List all lines in the material below that contain "lợng".

Collected data entries
- - - -

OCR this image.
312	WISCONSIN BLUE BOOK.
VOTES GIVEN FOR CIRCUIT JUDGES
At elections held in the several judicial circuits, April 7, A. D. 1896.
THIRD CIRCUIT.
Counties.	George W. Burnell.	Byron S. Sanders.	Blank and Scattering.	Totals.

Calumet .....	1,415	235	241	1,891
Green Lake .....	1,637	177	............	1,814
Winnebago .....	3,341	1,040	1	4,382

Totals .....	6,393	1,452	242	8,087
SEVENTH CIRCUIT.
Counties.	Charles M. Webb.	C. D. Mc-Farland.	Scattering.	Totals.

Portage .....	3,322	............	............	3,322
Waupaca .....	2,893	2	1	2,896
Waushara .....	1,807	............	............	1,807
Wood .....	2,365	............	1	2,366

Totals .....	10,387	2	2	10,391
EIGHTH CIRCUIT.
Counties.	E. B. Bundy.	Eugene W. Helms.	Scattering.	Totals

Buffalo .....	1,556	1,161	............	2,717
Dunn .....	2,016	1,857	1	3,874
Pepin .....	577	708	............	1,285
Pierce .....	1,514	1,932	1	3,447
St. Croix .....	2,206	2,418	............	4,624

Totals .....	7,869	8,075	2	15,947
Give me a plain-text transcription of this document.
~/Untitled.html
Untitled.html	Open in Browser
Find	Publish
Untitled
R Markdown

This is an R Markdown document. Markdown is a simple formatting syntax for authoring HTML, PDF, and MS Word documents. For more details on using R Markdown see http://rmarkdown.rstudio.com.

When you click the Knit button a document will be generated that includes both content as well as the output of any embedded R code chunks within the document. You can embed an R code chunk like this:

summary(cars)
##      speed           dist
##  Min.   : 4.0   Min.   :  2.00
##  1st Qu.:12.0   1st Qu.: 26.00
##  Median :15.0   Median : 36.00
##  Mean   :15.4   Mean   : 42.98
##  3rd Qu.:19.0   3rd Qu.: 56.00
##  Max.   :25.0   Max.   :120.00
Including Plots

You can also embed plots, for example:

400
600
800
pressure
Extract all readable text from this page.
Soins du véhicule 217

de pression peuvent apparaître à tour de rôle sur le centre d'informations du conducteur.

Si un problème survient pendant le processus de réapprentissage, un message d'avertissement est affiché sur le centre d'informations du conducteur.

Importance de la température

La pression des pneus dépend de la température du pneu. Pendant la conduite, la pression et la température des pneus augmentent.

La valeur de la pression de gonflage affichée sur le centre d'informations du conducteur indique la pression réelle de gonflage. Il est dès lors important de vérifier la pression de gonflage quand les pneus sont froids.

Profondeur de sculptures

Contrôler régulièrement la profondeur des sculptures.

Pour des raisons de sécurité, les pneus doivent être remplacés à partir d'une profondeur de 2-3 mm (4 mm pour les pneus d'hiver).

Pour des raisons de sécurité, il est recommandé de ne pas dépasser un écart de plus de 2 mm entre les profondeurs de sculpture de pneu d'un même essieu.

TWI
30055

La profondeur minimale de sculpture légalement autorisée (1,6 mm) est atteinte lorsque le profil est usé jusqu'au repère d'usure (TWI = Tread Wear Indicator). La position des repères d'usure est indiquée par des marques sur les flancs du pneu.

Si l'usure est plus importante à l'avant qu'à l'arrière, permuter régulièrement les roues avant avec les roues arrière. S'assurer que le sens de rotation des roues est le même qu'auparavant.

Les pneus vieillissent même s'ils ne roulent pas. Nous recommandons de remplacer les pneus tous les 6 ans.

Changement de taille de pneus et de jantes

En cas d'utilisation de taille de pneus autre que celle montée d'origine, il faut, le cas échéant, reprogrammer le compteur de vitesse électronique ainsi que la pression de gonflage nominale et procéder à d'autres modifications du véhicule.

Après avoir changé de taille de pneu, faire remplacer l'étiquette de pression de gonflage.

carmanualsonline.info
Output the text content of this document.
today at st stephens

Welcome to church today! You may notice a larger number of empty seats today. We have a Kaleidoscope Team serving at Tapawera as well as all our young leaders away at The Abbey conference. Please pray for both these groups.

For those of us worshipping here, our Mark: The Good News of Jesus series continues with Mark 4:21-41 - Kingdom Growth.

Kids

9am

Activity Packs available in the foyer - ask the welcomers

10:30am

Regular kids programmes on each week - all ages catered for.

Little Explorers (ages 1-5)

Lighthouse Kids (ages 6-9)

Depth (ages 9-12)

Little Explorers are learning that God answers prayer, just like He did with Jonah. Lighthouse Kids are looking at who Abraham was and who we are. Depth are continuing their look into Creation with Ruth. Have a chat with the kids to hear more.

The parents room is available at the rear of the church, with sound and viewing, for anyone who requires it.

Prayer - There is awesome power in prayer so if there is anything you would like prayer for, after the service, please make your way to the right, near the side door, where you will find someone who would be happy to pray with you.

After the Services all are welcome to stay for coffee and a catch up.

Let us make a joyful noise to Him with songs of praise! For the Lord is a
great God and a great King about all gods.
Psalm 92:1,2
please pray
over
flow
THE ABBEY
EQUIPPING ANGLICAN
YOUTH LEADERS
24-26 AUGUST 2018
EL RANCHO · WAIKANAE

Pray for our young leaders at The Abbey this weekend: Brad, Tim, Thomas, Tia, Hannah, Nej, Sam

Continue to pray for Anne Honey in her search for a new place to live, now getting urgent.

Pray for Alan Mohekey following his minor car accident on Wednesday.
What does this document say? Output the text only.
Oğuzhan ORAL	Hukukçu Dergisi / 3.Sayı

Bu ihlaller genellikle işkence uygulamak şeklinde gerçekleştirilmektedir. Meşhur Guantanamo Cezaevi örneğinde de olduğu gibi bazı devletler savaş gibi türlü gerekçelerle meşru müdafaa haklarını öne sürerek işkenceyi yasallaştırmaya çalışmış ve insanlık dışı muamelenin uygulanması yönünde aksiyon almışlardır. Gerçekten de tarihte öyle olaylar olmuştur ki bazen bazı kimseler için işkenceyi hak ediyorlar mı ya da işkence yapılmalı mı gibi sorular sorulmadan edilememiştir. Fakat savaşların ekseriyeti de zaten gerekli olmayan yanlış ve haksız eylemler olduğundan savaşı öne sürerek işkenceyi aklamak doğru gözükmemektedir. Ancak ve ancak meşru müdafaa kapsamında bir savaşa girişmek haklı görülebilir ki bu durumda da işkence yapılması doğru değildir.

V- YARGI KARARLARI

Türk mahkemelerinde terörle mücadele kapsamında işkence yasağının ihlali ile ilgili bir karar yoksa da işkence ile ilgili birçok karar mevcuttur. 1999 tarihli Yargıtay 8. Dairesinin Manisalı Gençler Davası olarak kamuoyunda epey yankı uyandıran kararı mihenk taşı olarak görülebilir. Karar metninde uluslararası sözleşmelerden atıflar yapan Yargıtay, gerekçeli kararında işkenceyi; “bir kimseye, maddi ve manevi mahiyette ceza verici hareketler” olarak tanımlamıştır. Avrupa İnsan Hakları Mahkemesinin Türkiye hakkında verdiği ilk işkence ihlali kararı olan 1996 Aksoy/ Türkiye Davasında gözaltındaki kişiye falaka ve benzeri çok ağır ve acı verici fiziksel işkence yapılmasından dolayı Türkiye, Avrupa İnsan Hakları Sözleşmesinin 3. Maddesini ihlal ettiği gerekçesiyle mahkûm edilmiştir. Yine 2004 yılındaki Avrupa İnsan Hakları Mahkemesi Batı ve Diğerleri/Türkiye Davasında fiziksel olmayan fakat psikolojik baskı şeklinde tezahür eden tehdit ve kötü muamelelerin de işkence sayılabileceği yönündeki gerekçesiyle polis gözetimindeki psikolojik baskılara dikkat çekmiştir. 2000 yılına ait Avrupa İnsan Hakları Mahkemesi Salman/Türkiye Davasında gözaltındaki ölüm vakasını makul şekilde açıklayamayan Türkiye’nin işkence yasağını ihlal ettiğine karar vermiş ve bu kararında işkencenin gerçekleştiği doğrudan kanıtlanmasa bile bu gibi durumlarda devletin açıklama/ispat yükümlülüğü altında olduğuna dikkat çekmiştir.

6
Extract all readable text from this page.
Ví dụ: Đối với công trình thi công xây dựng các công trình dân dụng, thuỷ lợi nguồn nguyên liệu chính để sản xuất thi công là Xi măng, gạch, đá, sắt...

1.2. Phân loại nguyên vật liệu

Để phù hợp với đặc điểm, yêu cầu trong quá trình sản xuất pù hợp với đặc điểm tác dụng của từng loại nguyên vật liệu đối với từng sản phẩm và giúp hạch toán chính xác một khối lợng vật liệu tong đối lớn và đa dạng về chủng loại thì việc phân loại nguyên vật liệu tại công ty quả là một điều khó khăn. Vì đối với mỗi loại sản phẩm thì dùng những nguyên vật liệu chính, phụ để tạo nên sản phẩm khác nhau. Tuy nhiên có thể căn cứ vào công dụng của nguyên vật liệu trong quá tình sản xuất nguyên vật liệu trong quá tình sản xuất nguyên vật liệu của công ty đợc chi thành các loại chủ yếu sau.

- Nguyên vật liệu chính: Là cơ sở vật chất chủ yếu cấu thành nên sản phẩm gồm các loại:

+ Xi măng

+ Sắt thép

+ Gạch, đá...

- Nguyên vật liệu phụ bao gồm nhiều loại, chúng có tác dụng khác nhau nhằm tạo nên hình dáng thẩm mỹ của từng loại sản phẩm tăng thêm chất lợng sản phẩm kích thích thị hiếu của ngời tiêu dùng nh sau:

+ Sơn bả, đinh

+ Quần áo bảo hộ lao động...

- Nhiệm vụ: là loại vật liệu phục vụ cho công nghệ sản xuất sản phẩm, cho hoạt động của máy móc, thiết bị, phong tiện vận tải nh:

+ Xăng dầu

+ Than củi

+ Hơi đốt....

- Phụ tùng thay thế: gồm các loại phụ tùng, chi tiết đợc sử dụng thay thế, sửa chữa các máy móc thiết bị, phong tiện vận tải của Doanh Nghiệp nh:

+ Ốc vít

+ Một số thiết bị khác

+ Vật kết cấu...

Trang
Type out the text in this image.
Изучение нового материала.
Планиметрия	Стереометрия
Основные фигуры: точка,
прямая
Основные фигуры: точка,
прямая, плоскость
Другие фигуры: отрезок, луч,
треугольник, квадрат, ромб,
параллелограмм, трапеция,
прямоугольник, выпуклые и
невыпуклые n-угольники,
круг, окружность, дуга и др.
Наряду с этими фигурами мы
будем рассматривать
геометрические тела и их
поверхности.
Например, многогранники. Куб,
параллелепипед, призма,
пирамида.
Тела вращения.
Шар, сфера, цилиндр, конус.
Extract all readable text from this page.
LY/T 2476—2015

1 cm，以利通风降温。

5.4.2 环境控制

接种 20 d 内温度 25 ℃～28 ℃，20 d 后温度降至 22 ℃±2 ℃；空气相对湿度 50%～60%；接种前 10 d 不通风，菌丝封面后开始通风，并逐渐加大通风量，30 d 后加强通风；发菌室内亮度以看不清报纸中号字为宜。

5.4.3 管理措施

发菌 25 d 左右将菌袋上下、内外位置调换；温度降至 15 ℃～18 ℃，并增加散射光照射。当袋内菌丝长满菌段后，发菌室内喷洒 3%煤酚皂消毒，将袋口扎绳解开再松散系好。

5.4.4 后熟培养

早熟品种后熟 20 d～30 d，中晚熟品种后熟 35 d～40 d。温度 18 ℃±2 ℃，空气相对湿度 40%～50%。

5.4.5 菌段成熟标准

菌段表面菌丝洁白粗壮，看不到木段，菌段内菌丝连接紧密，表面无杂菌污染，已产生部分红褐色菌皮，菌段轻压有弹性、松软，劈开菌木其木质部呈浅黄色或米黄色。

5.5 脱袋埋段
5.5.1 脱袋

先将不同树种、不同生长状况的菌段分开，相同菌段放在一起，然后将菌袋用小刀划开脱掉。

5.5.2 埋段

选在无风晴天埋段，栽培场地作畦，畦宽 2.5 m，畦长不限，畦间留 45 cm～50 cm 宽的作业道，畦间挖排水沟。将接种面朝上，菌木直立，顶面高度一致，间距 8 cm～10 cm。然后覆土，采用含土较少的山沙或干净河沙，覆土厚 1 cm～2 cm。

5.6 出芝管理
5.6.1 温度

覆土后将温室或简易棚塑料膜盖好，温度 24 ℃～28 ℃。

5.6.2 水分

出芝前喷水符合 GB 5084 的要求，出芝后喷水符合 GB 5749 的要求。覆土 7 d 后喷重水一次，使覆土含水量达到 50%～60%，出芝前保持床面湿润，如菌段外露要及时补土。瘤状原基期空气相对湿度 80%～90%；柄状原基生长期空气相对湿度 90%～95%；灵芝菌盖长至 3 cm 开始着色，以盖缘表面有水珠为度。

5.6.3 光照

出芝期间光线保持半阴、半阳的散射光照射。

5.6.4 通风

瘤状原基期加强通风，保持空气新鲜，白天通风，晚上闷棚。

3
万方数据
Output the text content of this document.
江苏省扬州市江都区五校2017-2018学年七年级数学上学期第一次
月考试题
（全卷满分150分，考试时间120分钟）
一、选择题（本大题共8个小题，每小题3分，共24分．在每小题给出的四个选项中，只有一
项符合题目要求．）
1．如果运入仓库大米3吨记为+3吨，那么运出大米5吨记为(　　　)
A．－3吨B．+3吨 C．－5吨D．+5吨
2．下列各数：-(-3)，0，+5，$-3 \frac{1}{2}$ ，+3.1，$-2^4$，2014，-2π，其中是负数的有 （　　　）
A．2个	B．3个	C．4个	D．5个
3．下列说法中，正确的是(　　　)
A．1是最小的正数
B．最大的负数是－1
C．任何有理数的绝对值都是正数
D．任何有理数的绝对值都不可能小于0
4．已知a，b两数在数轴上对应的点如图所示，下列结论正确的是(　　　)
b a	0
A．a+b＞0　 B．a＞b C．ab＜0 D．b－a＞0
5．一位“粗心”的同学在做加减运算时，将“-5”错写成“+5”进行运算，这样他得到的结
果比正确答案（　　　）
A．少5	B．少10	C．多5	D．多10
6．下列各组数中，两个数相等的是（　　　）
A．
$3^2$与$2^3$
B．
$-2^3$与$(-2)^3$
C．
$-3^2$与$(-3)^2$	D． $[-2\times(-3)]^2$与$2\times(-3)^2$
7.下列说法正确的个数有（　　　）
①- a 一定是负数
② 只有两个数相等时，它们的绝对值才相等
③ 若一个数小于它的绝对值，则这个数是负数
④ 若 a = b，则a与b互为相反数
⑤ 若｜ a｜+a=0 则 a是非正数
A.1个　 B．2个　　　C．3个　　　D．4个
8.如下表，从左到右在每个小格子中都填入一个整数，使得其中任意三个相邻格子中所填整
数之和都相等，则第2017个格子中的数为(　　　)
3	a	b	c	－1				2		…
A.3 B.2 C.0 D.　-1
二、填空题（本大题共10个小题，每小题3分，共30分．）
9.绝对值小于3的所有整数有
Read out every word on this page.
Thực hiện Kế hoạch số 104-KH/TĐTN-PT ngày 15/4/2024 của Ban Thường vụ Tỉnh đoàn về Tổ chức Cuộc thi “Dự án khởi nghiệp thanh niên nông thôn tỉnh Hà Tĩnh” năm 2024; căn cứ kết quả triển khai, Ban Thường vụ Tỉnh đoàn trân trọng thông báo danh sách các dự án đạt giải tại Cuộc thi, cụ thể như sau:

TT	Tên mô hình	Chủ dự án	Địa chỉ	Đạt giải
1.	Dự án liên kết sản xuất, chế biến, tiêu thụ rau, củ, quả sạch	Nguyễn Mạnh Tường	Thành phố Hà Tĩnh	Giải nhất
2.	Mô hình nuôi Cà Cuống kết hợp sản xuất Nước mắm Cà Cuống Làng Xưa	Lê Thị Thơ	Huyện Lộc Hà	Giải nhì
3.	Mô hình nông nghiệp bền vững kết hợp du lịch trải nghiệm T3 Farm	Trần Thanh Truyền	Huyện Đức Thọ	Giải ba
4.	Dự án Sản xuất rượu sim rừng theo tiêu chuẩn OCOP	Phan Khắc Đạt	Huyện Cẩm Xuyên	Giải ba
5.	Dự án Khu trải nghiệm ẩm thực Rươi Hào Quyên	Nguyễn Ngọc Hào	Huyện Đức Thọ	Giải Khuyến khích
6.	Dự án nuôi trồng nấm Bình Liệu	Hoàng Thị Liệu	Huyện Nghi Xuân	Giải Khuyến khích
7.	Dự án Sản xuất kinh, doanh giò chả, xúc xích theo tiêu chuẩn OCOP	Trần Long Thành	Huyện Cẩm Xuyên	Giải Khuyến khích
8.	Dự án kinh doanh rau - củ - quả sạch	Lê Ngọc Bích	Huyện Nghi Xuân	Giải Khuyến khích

- - - -

== EXERCISE OUTPUT ==
Để phù hợp với đặc điểm, yêu cầu trong quá trình sản xuất pù hợp với đặc điểm tác dụng của từng loại nguyên vật liệu đối với từng sản phẩm và giúp hạch toán chính xác một khối lợng vật liệu tong đối lớn và đa dạng về chủng loại thì việc phân loại nguyên vật liệu tại công ty quả là một điều khó khăn. Vì đối với mỗi loại sản phẩm thì dùng những nguyên vật liệu chính, phụ để tạo nên sản phẩm khác nhau. Tuy nhiên có thể căn cứ vào công dụng của nguyên vật liệu trong quá tình sản xuất nguyên vật liệu trong quá tình sản xuất nguyên vật liệu của công ty đợc chi thành các loại chủ yếu sau.
- Nguyên vật liệu phụ bao gồm nhiều loại, chúng có tác dụng khác nhau nhằm tạo nên hình dáng thẩm mỹ của từng loại sản phẩm tăng thêm chất lợng sản phẩm kích thích thị hiếu của ngời tiêu dùng nh sau:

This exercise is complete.